> **Data supplied**:

○ ○ ○ ○ ○

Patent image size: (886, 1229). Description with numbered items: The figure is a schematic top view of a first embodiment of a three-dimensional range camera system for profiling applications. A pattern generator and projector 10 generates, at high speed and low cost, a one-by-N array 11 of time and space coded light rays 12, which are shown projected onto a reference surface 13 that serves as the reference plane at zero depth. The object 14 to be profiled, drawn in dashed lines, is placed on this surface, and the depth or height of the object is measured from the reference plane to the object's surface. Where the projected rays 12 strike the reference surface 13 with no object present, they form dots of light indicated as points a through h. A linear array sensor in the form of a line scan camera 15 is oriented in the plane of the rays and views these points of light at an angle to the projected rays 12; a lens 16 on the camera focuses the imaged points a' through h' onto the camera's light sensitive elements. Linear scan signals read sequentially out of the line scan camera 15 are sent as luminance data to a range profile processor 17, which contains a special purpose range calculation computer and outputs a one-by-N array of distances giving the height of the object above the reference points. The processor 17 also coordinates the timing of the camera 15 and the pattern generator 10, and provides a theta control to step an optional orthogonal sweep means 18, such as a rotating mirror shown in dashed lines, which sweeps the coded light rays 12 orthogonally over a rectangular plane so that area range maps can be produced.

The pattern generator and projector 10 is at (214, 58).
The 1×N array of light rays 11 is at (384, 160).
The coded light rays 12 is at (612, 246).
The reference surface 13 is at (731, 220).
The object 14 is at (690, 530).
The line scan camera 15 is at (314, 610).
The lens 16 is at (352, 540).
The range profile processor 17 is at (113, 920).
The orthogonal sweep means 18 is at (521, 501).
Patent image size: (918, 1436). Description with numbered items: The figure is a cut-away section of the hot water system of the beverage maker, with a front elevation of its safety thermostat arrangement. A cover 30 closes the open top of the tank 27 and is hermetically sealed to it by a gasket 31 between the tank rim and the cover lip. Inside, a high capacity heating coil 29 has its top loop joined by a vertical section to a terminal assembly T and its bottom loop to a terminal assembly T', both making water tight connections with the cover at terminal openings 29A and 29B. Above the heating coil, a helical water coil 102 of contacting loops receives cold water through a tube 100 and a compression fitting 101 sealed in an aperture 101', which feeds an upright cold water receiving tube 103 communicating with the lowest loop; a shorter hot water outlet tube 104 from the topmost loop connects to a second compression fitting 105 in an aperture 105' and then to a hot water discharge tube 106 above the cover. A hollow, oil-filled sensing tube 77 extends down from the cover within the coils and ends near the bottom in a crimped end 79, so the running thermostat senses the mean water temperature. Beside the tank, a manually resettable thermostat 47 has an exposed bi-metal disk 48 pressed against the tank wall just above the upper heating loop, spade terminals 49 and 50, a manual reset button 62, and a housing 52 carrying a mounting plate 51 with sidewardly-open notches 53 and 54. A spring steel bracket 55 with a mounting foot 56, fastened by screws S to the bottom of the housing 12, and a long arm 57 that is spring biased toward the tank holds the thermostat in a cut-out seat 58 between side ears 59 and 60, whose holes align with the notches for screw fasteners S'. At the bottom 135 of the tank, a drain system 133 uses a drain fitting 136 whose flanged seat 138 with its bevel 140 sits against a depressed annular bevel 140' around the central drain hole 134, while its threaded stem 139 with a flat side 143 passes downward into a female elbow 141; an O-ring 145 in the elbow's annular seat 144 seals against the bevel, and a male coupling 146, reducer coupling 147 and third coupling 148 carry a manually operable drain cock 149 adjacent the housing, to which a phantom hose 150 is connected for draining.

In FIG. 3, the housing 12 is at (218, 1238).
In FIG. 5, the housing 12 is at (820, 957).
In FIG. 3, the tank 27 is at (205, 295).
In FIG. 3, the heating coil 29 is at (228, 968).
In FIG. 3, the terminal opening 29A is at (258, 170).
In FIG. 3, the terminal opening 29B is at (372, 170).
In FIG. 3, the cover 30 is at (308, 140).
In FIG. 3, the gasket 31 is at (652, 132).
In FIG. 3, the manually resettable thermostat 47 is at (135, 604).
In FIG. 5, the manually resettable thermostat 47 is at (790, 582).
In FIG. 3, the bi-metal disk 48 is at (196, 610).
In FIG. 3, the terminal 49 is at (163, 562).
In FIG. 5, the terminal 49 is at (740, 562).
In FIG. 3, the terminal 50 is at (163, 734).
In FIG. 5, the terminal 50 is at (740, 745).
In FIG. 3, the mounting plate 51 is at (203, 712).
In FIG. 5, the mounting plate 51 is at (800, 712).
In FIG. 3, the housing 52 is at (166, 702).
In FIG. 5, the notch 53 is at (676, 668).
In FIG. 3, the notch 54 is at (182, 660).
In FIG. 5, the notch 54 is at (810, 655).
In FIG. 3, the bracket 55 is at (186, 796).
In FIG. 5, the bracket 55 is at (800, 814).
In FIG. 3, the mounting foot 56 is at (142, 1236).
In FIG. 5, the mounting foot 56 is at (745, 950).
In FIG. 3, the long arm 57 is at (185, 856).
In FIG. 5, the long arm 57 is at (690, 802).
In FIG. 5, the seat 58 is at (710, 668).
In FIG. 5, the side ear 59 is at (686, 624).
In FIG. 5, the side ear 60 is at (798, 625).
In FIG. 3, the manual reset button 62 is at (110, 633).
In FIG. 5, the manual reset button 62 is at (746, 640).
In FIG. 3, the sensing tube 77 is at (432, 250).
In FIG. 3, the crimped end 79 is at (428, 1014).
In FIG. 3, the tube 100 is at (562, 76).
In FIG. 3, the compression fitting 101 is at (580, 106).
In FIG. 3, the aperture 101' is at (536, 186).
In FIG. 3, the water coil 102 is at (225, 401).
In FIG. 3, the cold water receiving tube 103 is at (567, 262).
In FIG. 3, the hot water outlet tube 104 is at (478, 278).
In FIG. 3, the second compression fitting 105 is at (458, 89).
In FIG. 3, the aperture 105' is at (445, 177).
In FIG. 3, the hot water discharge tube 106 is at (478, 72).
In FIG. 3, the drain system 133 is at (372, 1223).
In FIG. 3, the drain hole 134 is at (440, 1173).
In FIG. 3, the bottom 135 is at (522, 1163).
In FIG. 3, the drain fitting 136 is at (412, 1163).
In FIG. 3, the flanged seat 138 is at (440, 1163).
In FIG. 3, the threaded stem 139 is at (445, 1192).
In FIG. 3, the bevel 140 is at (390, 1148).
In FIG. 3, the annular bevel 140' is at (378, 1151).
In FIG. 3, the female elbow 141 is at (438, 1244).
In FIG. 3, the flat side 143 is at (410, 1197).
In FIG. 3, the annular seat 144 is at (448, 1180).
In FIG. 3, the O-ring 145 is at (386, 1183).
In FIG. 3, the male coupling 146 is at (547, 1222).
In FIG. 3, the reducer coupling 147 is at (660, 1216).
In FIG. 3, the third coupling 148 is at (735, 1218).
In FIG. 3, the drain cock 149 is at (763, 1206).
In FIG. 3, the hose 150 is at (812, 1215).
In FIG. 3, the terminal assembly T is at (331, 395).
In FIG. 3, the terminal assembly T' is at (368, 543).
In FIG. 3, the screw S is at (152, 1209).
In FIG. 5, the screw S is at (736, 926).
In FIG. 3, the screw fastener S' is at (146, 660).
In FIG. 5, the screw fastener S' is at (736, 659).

○ ○ ○ ○ ○

> **What is asked**: Can you copy out all the records above with "Patent image size" swapped for "Drawing size", leaving everything else unchanged?

> **Response to this exercise**:
Drawing size: (886, 1229). Description with numbered items: The figure is a schematic top view of a first embodiment of a three-dimensional range camera system for profiling applications. A pattern generator and projector 10 generates, at high speed and low cost, a one-by-N array 11 of time and space coded light rays 12, which are shown projected onto a reference surface 13 that serves as the reference plane at zero depth. The object 14 to be profiled, drawn in dashed lines, is placed on this surface, and the depth or height of the object is measured from the reference plane to the object's surface. Where the projected rays 12 strike the reference surface 13 with no object present, they form dots of light indicated as points a through h. A linear array sensor in the form of a line scan camera 15 is oriented in the plane of the rays and views these points of light at an angle to the projected rays 12; a lens 16 on the camera focuses the imaged points a' through h' onto the camera's light sensitive elements. Linear scan signals read sequentially out of the line scan camera 15 are sent as luminance data to a range profile processor 17, which contains a special purpose range calculation computer and outputs a one-by-N array of distances giving the height of the object above the reference points. The processor 17 also coordinates the timing of the camera 15 and the pattern generator 10, and provides a theta control to step an optional orthogonal sweep means 18, such as a rotating mirror shown in dashed lines, which sweeps the coded light rays 12 orthogonally over a rectangular plane so that area range maps can be produced.

The pattern generator and projector 10 is at (214, 58).
The 1×N array of light rays 11 is at (384, 160).
The coded light rays 12 is at (612, 246).
The reference surface 13 is at (731, 220).
The object 14 is at (690, 530).
The line scan camera 15 is at (314, 610).
The lens 16 is at (352, 540).
The range profile processor 17 is at (113, 920).
The orthogonal sweep means 18 is at (521, 501).
Drawing size: (918, 1436). Description with numbered items: The figure is a cut-away section of the hot water system of the beverage maker, with a front elevation of its safety thermostat arrangement. A cover 30 closes the open top of the tank 27 and is hermetically sealed to it by a gasket 31 between the tank rim and the cover lip. Inside, a high capacity heating coil 29 has its top loop joined by a vertical section to a terminal assembly T and its bottom loop to a terminal assembly T', both making water tight connections with the cover at terminal openings 29A and 29B. Above the heating coil, a helical water coil 102 of contacting loops receives cold water through a tube 100 and a compression fitting 101 sealed in an aperture 101', which feeds an upright cold water receiving tube 103 communicating with the lowest loop; a shorter hot water outlet tube 104 from the topmost loop connects to a second compression fitting 105 in an aperture 105' and then to a hot water discharge tube 106 above the cover. A hollow, oil-filled sensing tube 77 extends down from the cover within the coils and ends near the bottom in a crimped end 79, so the running thermostat senses the mean water temperature. Beside the tank, a manually resettable thermostat 47 has an exposed bi-metal disk 48 pressed against the tank wall just above the upper heating loop, spade terminals 49 and 50, a manual reset button 62, and a housing 52 carrying a mounting plate 51 with sidewardly-open notches 53 and 54. A spring steel bracket 55 with a mounting foot 56, fastened by screws S to the bottom of the housing 12, and a long arm 57 that is spring biased toward the tank holds the thermostat in a cut-out seat 58 between side ears 59 and 60, whose holes align with the notches for screw fasteners S'. At the bottom 135 of the tank, a drain system 133 uses a drain fitting 136 whose flanged seat 138 with its bevel 140 sits against a depressed annular bevel 140' around the central drain hole 134, while its threaded stem 139 with a flat side 143 passes downward into a female elbow 141; an O-ring 145 in the elbow's annular seat 144 seals against the bevel, and a male coupling 146, reducer coupling 147 and third coupling 148 carry a manually operable drain cock 149 adjacent the housing, to which a phantom hose 150 is connected for draining.

In FIG. 3, the housing 12 is at (218, 1238).
In FIG. 5, the housing 12 is at (820, 957).
In FIG. 3, the tank 27 is at (205, 295).
In FIG. 3, the heating coil 29 is at (228, 968).
In FIG. 3, the terminal opening 29A is at (258, 170).
In FIG. 3, the terminal opening 29B is at (372, 170).
In FIG. 3, the cover 30 is at (308, 140).
In FIG. 3, the gasket 31 is at (652, 132).
In FIG. 3, the manually resettable thermostat 47 is at (135, 604).
In FIG. 5, the manually resettable thermostat 47 is at (790, 582).
In FIG. 3, the bi-metal disk 48 is at (196, 610).
In FIG. 3, the terminal 49 is at (163, 562).
In FIG. 5, the terminal 49 is at (740, 562).
In FIG. 3, the terminal 50 is at (163, 734).
In FIG. 5, the terminal 50 is at (740, 745).
In FIG. 3, the mounting plate 51 is at (203, 712).
In FIG. 5, the mounting plate 51 is at (800, 712).
In FIG. 3, the housing 52 is at (166, 702).
In FIG. 5, the notch 53 is at (676, 668).
In FIG. 3, the notch 54 is at (182, 660).
In FIG. 5, the notch 54 is at (810, 655).
In FIG. 3, the bracket 55 is at (186, 796).
In FIG. 5, the bracket 55 is at (800, 814).
In FIG. 3, the mounting foot 56 is at (142, 1236).
In FIG. 5, the mounting foot 56 is at (745, 950).
In FIG. 3, the long arm 57 is at (185, 856).
In FIG. 5, the long arm 57 is at (690, 802).
In FIG. 5, the seat 58 is at (710, 668).
In FIG. 5, the side ear 59 is at (686, 624).
In FIG. 5, the side ear 60 is at (798, 625).
In FIG. 3, the manual reset button 62 is at (110, 633).
In FIG. 5, the manual reset button 62 is at (746, 640).
In FIG. 3, the sensing tube 77 is at (432, 250).
In FIG. 3, the crimped end 79 is at (428, 1014).
In FIG. 3, the tube 100 is at (562, 76).
In FIG. 3, the compression fitting 101 is at (580, 106).
In FIG. 3, the aperture 101' is at (536, 186).
In FIG. 3, the water coil 102 is at (225, 401).
In FIG. 3, the cold water receiving tube 103 is at (567, 262).
In FIG. 3, the hot water outlet tube 104 is at (478, 278).
In FIG. 3, the second compression fitting 105 is at (458, 89).
In FIG. 3, the aperture 105' is at (445, 177).
In FIG. 3, the hot water discharge tube 106 is at (478, 72).
In FIG. 3, the drain system 133 is at (372, 1223).
In FIG. 3, the drain hole 134 is at (440, 1173).
In FIG. 3, the bottom 135 is at (522, 1163).
In FIG. 3, the drain fitting 136 is at (412, 1163).
In FIG. 3, the flanged seat 138 is at (440, 1163).
In FIG. 3, the threaded stem 139 is at (445, 1192).
In FIG. 3, the bevel 140 is at (390, 1148).
In FIG. 3, the annular bevel 140' is at (378, 1151).
In FIG. 3, the female elbow 141 is at (438, 1244).
In FIG. 3, the flat side 143 is at (410, 1197).
In FIG. 3, the annular seat 144 is at (448, 1180).
In FIG. 3, the O-ring 145 is at (386, 1183).
In FIG. 3, the male coupling 146 is at (547, 1222).
In FIG. 3, the reducer coupling 147 is at (660, 1216).
In FIG. 3, the third coupling 148 is at (735, 1218).
In FIG. 3, the drain cock 149 is at (763, 1206).
In FIG. 3, the hose 150 is at (812, 1215).
In FIG. 3, the terminal assembly T is at (331, 395).
In FIG. 3, the terminal assembly T' is at (368, 543).
In FIG. 3, the screw S is at (152, 1209).
In FIG. 5, the screw S is at (736, 926).
In FIG. 3, the screw fastener S' is at (146, 660).
In FIG. 5, the screw fastener S' is at (736, 659).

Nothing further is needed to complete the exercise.